## Task instructions:
Look through the lines and report how many include the word "object", giving nothing but the number.

## Recorded data:
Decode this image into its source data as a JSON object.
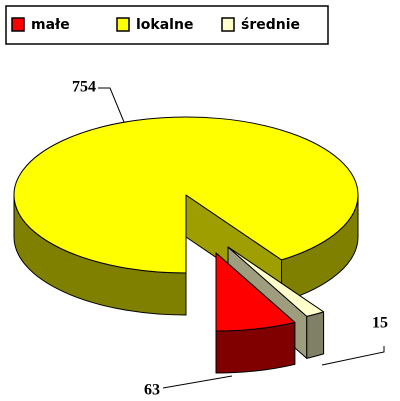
{
  "chart_data": {
    "type": "pie",
    "categories": [
      "małe",
      "lokalne",
      "średnie"
    ],
    "values": [
      63,
      754,
      15
    ],
    "colors": [
      "#ff0000",
      "#ffff00",
      "#ffffcc"
    ],
    "legend": "top"
  }
}
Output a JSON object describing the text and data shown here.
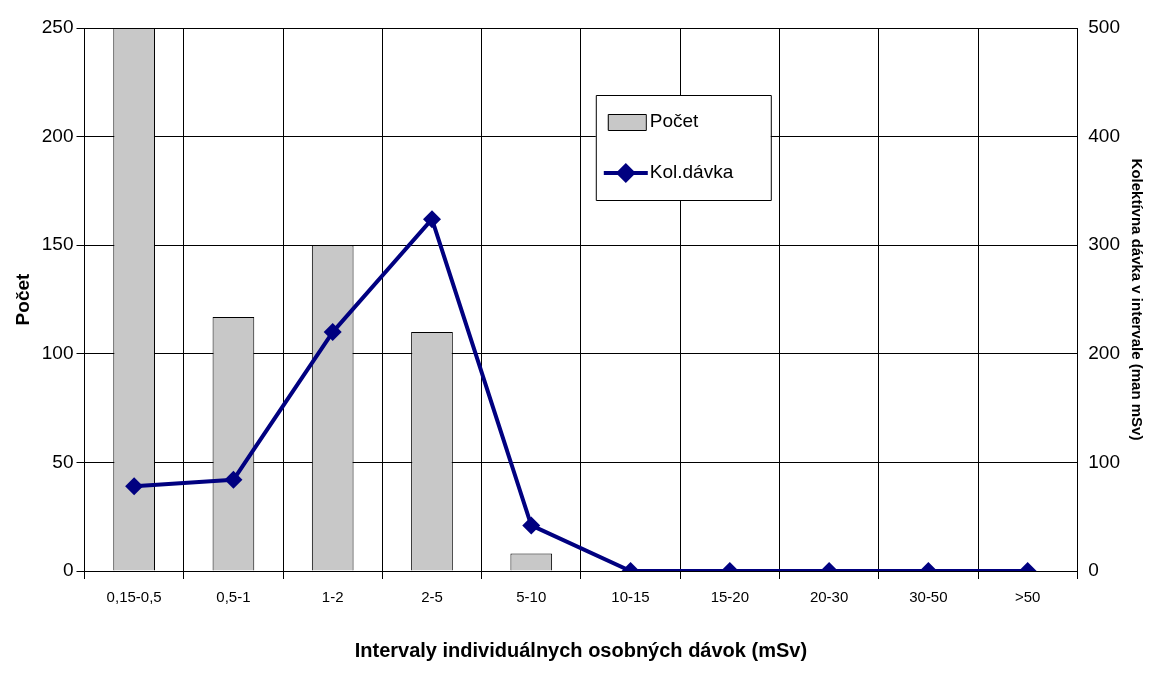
{
  "chart_data": {
    "type": "bar",
    "xlabel": "Intervaly individuálnych osobných dávok (mSv)",
    "ylabel": "Počet",
    "y2label": "Kolektívna dávka v intervale (man mSv)",
    "categories": [
      "0,15-0,5",
      "0,5-1",
      "1-2",
      "2-5",
      "5-10",
      "10-15",
      "15-20",
      "20-30",
      "30-50",
      ">50"
    ],
    "series": [
      {
        "name": "Počet",
        "color": "#c8c8c8",
        "values": [
          250,
          117,
          150,
          110,
          8,
          0,
          0,
          0,
          0,
          0
        ]
      },
      {
        "name": "Kol.dávka",
        "type": "line",
        "axis": "y2",
        "color": "#000080",
        "marker": "diamond",
        "values": [
          78,
          84,
          220,
          324,
          42,
          0,
          0,
          0,
          0,
          0
        ]
      }
    ],
    "ylim": [
      0,
      250
    ],
    "yticks": [
      0,
      50,
      100,
      150,
      200,
      250
    ],
    "y2lim": [
      0,
      500
    ],
    "y2ticks": [
      0,
      100,
      200,
      300,
      400,
      500
    ],
    "grid": true,
    "legend": "top right"
  }
}
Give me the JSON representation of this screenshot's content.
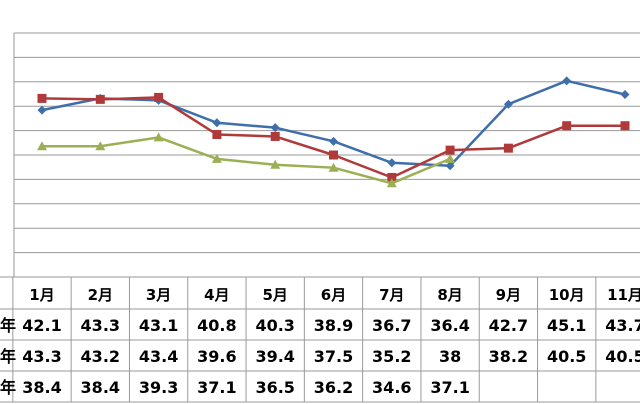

## Reply to the exercise:
2